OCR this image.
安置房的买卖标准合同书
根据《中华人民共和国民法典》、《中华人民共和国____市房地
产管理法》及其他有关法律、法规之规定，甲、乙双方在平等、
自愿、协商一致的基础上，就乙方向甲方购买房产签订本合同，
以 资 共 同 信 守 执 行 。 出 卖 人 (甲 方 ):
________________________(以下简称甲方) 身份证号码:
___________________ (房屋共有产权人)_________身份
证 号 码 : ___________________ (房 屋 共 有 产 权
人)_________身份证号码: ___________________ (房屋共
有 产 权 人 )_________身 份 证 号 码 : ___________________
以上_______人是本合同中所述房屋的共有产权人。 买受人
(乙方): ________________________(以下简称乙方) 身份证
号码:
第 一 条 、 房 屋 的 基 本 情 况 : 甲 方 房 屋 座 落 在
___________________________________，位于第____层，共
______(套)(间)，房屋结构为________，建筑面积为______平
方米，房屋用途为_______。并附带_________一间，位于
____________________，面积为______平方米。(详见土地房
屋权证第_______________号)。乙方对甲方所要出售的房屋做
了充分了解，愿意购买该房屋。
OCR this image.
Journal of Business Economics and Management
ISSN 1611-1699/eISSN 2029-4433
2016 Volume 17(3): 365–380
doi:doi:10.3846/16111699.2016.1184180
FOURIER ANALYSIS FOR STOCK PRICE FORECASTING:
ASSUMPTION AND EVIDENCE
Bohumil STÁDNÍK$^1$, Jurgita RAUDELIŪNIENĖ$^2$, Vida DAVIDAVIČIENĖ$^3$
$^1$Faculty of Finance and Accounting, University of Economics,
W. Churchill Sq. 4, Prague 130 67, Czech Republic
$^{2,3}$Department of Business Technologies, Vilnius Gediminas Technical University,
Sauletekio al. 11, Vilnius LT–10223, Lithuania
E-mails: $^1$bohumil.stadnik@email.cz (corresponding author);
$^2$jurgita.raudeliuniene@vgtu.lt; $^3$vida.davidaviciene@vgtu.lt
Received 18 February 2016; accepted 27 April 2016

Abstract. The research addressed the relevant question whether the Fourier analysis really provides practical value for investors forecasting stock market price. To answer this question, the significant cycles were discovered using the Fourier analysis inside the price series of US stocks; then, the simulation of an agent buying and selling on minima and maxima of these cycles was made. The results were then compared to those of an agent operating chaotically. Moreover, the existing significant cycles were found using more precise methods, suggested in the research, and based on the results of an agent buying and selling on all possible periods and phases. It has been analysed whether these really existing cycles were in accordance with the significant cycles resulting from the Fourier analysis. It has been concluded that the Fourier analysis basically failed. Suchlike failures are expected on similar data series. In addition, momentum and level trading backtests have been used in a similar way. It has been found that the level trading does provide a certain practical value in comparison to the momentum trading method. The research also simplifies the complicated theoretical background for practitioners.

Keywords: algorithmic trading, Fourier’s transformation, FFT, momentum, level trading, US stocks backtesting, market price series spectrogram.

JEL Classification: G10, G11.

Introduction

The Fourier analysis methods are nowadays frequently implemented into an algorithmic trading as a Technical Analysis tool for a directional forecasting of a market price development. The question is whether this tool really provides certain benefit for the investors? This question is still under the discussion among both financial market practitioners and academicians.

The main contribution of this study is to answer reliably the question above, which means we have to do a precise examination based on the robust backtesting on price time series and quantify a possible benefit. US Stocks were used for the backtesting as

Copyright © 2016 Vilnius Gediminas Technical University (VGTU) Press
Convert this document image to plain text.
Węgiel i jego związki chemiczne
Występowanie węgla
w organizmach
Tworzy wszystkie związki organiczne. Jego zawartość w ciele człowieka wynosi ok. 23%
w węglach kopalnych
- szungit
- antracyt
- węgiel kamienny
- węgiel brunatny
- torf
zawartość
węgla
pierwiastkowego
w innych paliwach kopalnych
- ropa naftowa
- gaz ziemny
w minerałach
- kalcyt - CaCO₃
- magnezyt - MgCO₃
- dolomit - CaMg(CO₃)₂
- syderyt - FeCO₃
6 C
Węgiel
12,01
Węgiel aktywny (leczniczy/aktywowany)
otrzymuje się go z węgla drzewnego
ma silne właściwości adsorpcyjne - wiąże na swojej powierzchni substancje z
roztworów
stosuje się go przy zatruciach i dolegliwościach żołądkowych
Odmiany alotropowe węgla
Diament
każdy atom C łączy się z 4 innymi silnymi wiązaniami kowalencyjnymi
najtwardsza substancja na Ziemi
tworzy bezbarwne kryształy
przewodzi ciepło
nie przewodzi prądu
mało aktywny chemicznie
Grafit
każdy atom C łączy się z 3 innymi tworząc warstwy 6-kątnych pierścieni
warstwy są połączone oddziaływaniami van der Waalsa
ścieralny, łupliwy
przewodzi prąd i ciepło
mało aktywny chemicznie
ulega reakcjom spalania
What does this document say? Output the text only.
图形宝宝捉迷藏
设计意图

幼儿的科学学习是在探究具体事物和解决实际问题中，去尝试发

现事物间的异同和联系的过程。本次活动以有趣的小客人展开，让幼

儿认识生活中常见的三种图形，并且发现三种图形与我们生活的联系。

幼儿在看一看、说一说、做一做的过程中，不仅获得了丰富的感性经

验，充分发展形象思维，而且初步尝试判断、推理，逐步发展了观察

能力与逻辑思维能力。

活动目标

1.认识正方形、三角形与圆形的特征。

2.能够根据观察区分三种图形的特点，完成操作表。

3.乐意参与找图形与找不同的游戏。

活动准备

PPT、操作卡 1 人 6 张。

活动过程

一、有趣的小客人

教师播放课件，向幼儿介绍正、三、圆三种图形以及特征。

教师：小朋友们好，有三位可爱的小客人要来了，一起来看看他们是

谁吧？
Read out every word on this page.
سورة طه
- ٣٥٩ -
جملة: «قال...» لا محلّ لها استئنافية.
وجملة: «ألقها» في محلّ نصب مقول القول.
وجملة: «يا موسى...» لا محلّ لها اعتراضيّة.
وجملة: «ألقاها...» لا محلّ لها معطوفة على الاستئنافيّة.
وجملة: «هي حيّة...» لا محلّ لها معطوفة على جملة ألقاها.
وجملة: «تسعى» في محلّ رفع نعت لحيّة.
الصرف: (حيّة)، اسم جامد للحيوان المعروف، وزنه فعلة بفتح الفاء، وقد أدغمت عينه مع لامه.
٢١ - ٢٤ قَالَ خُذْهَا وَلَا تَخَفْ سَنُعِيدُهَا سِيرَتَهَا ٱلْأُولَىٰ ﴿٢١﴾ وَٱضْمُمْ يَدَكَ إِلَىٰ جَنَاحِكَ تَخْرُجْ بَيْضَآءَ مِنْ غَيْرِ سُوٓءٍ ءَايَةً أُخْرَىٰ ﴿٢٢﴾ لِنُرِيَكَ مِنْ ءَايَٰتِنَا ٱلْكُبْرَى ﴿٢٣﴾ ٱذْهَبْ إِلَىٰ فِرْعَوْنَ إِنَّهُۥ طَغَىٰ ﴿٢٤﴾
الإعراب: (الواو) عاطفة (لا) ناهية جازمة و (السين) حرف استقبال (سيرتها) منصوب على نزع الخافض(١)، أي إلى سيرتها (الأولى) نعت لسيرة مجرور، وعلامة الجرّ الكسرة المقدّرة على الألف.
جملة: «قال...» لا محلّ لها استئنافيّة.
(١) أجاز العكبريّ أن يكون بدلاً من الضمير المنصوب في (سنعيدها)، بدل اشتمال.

--*--

*BRIEF:*
Repeat all the entries word for word.

*OUTPUT FOR THIS EXERCISE:*
OCR this image.
安置房的买卖标准合同书
根据《中华人民共和国民法典》、《中华人民共和国____市房地
产管理法》及其他有关法律、法规之规定，甲、乙双方在平等、
自愿、协商一致的基础上，就乙方向甲方购买房产签订本合同，
以 资 共 同 信 守 执 行 。 出 卖 人 (甲 方 ):
________________________(以下简称甲方) 身份证号码:
___________________ (房屋共有产权人)_________身份
证 号 码 : ___________________ (房 屋 共 有 产 权
人)_________身份证号码: ___________________ (房屋共
有 产 权 人 )_________身 份 证 号 码 : ___________________
以上_______人是本合同中所述房屋的共有产权人。 买受人
(乙方): ________________________(以下简称乙方) 身份证
号码:
第 一 条 、 房 屋 的 基 本 情 况 : 甲 方 房 屋 座 落 在
___________________________________，位于第____层，共
______(套)(间)，房屋结构为________，建筑面积为______平
方米，房屋用途为_______。并附带_________一间，位于
____________________，面积为______平方米。(详见土地房
屋权证第_______________号)。乙方对甲方所要出售的房屋做
了充分了解，愿意购买该房屋。
OCR this image.
Journal of Business Economics and Management
ISSN 1611-1699/eISSN 2029-4433
2016 Volume 17(3): 365–380
doi:doi:10.3846/16111699.2016.1184180
FOURIER ANALYSIS FOR STOCK PRICE FORECASTING:
ASSUMPTION AND EVIDENCE
Bohumil STÁDNÍK$^1$, Jurgita RAUDELIŪNIENĖ$^2$, Vida DAVIDAVIČIENĖ$^3$
$^1$Faculty of Finance and Accounting, University of Economics,
W. Churchill Sq. 4, Prague 130 67, Czech Republic
$^{2,3}$Department of Business Technologies, Vilnius Gediminas Technical University,
Sauletekio al. 11, Vilnius LT–10223, Lithuania
E-mails: $^1$bohumil.stadnik@email.cz (corresponding author);
$^2$jurgita.raudeliuniene@vgtu.lt; $^3$vida.davidaviciene@vgtu.lt
Received 18 February 2016; accepted 27 April 2016

Abstract. The research addressed the relevant question whether the Fourier analysis really provides practical value for investors forecasting stock market price. To answer this question, the significant cycles were discovered using the Fourier analysis inside the price series of US stocks; then, the simulation of an agent buying and selling on minima and maxima of these cycles was made. The results were then compared to those of an agent operating chaotically. Moreover, the existing significant cycles were found using more precise methods, suggested in the research, and based on the results of an agent buying and selling on all possible periods and phases. It has been analysed whether these really existing cycles were in accordance with the significant cycles resulting from the Fourier analysis. It has been concluded that the Fourier analysis basically failed. Suchlike failures are expected on similar data series. In addition, momentum and level trading backtests have been used in a similar way. It has been found that the level trading does provide a certain practical value in comparison to the momentum trading method. The research also simplifies the complicated theoretical background for practitioners.

Keywords: algorithmic trading, Fourier’s transformation, FFT, momentum, level trading, US stocks backtesting, market price series spectrogram.

JEL Classification: G10, G11.

Introduction

The Fourier analysis methods are nowadays frequently implemented into an algorithmic trading as a Technical Analysis tool for a directional forecasting of a market price development. The question is whether this tool really provides certain benefit for the investors? This question is still under the discussion among both financial market practitioners and academicians.

The main contribution of this study is to answer reliably the question above, which means we have to do a precise examination based on the robust backtesting on price time series and quantify a possible benefit. US Stocks were used for the backtesting as

Copyright © 2016 Vilnius Gediminas Technical University (VGTU) Press
Convert this document image to plain text.
Węgiel i jego związki chemiczne
Występowanie węgla
w organizmach
Tworzy wszystkie związki organiczne. Jego zawartość w ciele człowieka wynosi ok. 23%
w węglach kopalnych
- szungit
- antracyt
- węgiel kamienny
- węgiel brunatny
- torf
zawartość
węgla
pierwiastkowego
w innych paliwach kopalnych
- ropa naftowa
- gaz ziemny
w minerałach
- kalcyt - CaCO₃
- magnezyt - MgCO₃
- dolomit - CaMg(CO₃)₂
- syderyt - FeCO₃
6 C
Węgiel
12,01
Węgiel aktywny (leczniczy/aktywowany)
otrzymuje się go z węgla drzewnego
ma silne właściwości adsorpcyjne - wiąże na swojej powierzchni substancje z
roztworów
stosuje się go przy zatruciach i dolegliwościach żołądkowych
Odmiany alotropowe węgla
Diament
każdy atom C łączy się z 4 innymi silnymi wiązaniami kowalencyjnymi
najtwardsza substancja na Ziemi
tworzy bezbarwne kryształy
przewodzi ciepło
nie przewodzi prądu
mało aktywny chemicznie
Grafit
każdy atom C łączy się z 3 innymi tworząc warstwy 6-kątnych pierścieni
warstwy są połączone oddziaływaniami van der Waalsa
ścieralny, łupliwy
przewodzi prąd i ciepło
mało aktywny chemicznie
ulega reakcjom spalania
What does this document say? Output the text only.
图形宝宝捉迷藏
设计意图

幼儿的科学学习是在探究具体事物和解决实际问题中，去尝试发

现事物间的异同和联系的过程。本次活动以有趣的小客人展开，让幼

儿认识生活中常见的三种图形，并且发现三种图形与我们生活的联系。

幼儿在看一看、说一说、做一做的过程中，不仅获得了丰富的感性经

验，充分发展形象思维，而且初步尝试判断、推理，逐步发展了观察

能力与逻辑思维能力。

活动目标

1.认识正方形、三角形与圆形的特征。

2.能够根据观察区分三种图形的特点，完成操作表。

3.乐意参与找图形与找不同的游戏。

活动准备

PPT、操作卡 1 人 6 张。

活动过程

一、有趣的小客人

教师播放课件，向幼儿介绍正、三、圆三种图形以及特征。

教师：小朋友们好，有三位可爱的小客人要来了，一起来看看他们是

谁吧？
Read out every word on this page.
سورة طه
- ٣٥٩ -
جملة: «قال...» لا محلّ لها استئنافية.
وجملة: «ألقها» في محلّ نصب مقول القول.
وجملة: «يا موسى...» لا محلّ لها اعتراضيّة.
وجملة: «ألقاها...» لا محلّ لها معطوفة على الاستئنافيّة.
وجملة: «هي حيّة...» لا محلّ لها معطوفة على جملة ألقاها.
وجملة: «تسعى» في محلّ رفع نعت لحيّة.
الصرف: (حيّة)، اسم جامد للحيوان المعروف، وزنه فعلة بفتح الفاء، وقد أدغمت عينه مع لامه.
٢١ - ٢٤ قَالَ خُذْهَا وَلَا تَخَفْ سَنُعِيدُهَا سِيرَتَهَا ٱلْأُولَىٰ ﴿٢١﴾ وَٱضْمُمْ يَدَكَ إِلَىٰ جَنَاحِكَ تَخْرُجْ بَيْضَآءَ مِنْ غَيْرِ سُوٓءٍ ءَايَةً أُخْرَىٰ ﴿٢٢﴾ لِنُرِيَكَ مِنْ ءَايَٰتِنَا ٱلْكُبْرَى ﴿٢٣﴾ ٱذْهَبْ إِلَىٰ فِرْعَوْنَ إِنَّهُۥ طَغَىٰ ﴿٢٤﴾
الإعراب: (الواو) عاطفة (لا) ناهية جازمة و (السين) حرف استقبال (سيرتها) منصوب على نزع الخافض(١)، أي إلى سيرتها (الأولى) نعت لسيرة مجرور، وعلامة الجرّ الكسرة المقدّرة على الألف.
جملة: «قال...» لا محلّ لها استئنافيّة.
(١) أجاز العكبريّ أن يكون بدلاً من الضمير المنصوب في (سنعيدها)، بدل اشتمال.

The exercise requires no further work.